- _Your task_
Locate every line that holds the string "have" and copy it.

Dataset entries:
***

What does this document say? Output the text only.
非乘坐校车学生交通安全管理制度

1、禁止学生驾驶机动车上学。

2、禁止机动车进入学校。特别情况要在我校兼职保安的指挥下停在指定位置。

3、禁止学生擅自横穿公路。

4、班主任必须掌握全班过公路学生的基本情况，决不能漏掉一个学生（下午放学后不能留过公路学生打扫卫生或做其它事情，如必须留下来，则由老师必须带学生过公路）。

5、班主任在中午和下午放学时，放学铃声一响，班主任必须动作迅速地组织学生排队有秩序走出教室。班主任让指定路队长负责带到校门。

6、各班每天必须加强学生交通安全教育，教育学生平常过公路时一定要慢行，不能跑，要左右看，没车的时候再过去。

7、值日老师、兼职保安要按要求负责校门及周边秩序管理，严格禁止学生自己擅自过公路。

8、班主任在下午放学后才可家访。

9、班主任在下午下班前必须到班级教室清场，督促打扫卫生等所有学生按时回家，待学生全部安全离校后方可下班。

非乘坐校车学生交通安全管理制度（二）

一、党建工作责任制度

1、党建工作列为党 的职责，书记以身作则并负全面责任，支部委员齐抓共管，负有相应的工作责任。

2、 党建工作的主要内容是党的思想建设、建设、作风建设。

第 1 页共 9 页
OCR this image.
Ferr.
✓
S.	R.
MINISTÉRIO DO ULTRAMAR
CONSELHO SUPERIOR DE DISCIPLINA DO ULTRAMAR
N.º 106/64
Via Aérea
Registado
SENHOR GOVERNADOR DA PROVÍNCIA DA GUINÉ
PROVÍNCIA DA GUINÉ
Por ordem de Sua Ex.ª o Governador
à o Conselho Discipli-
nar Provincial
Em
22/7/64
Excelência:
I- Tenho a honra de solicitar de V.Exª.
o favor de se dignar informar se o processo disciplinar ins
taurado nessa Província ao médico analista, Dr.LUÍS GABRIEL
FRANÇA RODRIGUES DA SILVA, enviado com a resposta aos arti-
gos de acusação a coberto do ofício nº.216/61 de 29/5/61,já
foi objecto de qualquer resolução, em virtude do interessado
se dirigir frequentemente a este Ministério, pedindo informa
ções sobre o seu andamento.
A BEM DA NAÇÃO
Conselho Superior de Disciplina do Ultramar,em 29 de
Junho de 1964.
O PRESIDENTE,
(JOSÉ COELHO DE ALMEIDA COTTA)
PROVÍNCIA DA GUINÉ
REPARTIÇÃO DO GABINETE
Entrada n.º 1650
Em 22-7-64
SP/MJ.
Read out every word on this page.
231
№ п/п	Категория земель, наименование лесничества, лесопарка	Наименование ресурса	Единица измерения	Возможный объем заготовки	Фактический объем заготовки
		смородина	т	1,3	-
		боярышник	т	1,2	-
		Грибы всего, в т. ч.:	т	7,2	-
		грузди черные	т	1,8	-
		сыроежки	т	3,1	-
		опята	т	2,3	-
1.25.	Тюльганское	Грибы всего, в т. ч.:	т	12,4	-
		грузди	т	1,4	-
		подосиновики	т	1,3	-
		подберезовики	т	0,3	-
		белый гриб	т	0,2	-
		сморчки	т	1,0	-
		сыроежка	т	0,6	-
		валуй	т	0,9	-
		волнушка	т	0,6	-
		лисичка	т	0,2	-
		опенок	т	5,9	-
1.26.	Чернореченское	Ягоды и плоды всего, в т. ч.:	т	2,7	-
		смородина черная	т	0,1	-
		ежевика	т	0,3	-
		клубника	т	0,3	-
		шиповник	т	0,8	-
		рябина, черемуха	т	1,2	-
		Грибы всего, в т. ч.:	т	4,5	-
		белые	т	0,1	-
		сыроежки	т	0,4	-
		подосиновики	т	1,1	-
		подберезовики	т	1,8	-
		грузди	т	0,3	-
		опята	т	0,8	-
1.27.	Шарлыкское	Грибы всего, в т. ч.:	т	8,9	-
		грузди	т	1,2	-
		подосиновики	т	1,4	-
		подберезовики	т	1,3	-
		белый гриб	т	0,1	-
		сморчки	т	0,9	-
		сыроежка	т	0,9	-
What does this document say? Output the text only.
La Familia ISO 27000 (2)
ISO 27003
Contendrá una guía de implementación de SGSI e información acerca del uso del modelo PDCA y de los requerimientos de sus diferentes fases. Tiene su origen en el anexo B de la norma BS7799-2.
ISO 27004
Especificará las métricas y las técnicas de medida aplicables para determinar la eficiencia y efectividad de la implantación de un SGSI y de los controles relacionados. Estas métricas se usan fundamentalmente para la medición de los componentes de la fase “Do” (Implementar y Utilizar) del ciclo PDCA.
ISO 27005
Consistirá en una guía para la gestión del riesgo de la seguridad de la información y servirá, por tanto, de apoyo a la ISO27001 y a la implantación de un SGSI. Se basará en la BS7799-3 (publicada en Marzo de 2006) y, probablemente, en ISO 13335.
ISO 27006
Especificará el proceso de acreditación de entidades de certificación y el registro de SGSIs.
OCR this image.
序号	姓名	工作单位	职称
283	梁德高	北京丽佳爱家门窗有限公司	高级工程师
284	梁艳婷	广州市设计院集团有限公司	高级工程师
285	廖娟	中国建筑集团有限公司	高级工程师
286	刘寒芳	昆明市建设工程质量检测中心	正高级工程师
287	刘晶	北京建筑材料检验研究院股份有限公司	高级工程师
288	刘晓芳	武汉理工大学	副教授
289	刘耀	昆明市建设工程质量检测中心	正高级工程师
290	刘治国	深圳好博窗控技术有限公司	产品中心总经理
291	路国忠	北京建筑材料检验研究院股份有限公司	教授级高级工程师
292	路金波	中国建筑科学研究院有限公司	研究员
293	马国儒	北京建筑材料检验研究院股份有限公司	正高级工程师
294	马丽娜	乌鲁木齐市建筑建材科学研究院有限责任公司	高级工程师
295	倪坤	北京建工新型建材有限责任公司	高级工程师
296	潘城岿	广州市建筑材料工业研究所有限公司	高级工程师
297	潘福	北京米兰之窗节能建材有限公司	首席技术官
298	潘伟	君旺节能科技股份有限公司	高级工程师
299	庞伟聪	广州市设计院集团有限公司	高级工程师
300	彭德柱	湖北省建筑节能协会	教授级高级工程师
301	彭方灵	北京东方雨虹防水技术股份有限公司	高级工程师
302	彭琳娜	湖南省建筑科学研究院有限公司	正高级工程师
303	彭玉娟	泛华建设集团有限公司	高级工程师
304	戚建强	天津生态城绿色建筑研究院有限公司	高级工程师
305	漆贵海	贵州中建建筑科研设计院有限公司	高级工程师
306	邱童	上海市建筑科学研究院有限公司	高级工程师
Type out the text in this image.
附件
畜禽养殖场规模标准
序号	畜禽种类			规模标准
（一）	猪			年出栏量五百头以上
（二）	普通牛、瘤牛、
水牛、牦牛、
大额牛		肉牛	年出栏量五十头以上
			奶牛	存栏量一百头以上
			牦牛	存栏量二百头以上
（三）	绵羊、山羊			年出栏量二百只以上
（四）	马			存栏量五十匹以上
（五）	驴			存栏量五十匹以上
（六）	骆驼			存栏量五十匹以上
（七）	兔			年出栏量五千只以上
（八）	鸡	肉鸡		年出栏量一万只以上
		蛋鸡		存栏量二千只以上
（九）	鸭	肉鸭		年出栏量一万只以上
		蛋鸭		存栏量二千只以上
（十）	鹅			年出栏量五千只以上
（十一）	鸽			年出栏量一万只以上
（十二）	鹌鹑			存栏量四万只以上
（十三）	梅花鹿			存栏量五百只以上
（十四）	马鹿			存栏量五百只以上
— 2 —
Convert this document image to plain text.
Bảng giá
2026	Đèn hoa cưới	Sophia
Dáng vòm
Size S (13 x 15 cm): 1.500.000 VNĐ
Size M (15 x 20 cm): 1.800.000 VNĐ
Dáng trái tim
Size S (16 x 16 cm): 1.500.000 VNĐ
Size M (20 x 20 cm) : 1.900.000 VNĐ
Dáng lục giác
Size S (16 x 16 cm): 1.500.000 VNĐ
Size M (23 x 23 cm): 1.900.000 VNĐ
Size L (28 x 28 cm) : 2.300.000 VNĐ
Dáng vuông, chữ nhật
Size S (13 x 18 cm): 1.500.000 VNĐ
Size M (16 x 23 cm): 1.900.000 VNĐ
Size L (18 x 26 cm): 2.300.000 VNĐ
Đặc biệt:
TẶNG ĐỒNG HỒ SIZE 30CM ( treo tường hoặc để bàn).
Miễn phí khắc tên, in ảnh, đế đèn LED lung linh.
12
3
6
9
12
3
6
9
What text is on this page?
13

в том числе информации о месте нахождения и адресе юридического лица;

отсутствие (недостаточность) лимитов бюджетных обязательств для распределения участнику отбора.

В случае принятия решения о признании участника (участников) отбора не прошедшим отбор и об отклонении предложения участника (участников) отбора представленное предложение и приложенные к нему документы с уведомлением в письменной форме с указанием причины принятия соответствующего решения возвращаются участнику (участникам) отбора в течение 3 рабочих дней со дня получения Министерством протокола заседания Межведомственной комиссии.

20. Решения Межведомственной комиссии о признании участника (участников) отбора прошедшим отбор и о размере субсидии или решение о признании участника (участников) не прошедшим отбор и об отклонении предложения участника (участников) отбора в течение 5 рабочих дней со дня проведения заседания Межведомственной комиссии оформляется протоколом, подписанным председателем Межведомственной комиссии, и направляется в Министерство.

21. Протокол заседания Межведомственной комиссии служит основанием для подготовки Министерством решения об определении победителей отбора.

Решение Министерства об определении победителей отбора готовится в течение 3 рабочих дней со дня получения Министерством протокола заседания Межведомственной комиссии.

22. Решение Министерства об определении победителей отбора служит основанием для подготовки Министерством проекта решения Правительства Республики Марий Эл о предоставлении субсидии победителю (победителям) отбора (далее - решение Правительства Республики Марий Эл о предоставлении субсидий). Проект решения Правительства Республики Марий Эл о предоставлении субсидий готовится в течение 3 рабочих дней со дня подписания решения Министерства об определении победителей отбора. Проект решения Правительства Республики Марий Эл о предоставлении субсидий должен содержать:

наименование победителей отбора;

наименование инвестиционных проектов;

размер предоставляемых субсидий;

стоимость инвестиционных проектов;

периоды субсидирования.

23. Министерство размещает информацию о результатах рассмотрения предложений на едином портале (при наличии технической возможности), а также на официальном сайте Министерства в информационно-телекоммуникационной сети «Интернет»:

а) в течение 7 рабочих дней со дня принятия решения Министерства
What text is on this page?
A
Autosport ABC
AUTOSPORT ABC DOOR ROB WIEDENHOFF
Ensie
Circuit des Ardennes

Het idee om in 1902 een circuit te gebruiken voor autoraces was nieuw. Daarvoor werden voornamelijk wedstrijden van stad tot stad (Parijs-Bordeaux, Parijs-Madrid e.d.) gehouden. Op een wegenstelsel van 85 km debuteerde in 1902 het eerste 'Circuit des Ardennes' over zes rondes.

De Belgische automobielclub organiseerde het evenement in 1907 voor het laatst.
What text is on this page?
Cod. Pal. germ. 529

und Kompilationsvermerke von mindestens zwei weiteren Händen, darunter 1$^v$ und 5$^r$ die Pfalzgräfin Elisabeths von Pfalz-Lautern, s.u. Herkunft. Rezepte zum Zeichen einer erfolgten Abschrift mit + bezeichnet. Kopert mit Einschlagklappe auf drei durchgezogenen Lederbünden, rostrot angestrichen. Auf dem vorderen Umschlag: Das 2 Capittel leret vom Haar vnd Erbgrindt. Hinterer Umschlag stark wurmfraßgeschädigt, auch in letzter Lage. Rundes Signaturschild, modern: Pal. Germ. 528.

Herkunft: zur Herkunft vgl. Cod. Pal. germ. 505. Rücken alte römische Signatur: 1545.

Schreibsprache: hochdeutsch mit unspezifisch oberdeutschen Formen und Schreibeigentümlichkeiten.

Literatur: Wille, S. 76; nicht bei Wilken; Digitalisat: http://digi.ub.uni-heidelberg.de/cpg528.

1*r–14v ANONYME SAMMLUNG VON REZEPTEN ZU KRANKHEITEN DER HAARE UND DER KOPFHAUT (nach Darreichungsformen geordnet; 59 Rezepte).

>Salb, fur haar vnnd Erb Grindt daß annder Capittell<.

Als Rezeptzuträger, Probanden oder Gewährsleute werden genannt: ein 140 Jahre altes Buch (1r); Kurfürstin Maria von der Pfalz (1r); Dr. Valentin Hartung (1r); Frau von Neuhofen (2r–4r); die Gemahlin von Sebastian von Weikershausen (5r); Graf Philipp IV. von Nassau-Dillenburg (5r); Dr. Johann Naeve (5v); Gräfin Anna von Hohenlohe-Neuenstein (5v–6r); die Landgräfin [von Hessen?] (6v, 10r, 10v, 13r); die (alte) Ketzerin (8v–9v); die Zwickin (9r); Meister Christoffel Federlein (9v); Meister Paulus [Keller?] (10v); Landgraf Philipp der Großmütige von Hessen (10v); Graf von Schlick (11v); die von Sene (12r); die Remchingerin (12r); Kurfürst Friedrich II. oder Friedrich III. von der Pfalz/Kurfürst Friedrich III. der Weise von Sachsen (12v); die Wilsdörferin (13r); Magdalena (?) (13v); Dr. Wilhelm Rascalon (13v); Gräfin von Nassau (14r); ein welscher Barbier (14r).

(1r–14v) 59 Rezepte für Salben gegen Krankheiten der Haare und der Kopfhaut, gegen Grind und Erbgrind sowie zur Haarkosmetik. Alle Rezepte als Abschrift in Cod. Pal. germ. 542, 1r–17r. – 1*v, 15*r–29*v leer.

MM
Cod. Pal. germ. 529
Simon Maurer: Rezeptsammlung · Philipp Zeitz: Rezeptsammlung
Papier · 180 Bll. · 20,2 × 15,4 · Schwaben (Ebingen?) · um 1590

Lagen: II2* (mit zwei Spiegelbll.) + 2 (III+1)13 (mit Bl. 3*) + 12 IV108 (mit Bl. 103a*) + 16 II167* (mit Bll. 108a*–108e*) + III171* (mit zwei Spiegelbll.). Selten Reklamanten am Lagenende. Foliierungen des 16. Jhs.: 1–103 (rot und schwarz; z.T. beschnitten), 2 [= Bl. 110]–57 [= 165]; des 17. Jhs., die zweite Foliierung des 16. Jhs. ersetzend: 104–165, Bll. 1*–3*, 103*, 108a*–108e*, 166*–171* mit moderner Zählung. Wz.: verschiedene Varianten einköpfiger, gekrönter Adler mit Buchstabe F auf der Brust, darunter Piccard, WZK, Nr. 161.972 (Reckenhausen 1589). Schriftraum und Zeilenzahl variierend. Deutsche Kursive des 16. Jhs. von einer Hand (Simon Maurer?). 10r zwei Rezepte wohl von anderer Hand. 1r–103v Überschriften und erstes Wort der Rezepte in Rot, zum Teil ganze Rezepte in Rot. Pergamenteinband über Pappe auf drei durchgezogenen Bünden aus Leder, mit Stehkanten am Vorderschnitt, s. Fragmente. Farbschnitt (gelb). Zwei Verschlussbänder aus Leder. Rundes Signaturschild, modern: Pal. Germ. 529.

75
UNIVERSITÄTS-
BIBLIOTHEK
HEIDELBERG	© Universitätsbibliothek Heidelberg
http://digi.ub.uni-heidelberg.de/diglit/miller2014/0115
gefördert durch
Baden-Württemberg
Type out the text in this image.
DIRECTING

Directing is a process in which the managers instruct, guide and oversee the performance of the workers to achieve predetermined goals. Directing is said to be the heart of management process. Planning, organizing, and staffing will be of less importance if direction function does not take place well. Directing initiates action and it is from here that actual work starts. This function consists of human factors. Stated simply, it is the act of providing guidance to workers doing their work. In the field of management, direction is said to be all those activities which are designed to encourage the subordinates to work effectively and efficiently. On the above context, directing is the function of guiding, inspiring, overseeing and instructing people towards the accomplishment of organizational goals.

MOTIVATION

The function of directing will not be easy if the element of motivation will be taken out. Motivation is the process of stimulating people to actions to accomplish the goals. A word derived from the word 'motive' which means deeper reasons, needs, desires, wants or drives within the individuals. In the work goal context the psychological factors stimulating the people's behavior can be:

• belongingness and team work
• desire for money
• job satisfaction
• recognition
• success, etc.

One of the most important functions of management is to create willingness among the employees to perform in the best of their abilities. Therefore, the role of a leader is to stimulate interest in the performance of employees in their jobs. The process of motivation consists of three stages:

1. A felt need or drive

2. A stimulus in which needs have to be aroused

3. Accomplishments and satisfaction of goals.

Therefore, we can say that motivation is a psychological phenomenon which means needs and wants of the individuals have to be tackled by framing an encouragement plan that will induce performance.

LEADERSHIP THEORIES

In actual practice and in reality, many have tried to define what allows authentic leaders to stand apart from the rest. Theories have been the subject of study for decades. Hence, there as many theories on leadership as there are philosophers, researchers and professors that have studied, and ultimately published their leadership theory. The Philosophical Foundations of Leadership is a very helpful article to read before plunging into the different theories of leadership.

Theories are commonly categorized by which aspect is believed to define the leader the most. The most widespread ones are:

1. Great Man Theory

***

- _Reply to the exercise_
2. A stimulus in which needs have to be aroused
Therefore, we can say that motivation is a psychological phenomenon which means needs and wants of the individuals have to be tackled by framing an encouragement plan that will induce performance.
In actual practice and in reality, many have tried to define what allows authentic leaders to stand apart from the rest. Theories have been the subject of study for decades. Hence, there as many theories on leadership as there are philosophers, researchers and professors that have studied, and ultimately published their leadership theory. The Philosophical Foundations of Leadership is a very helpful article to read before plunging into the different theories of leadership.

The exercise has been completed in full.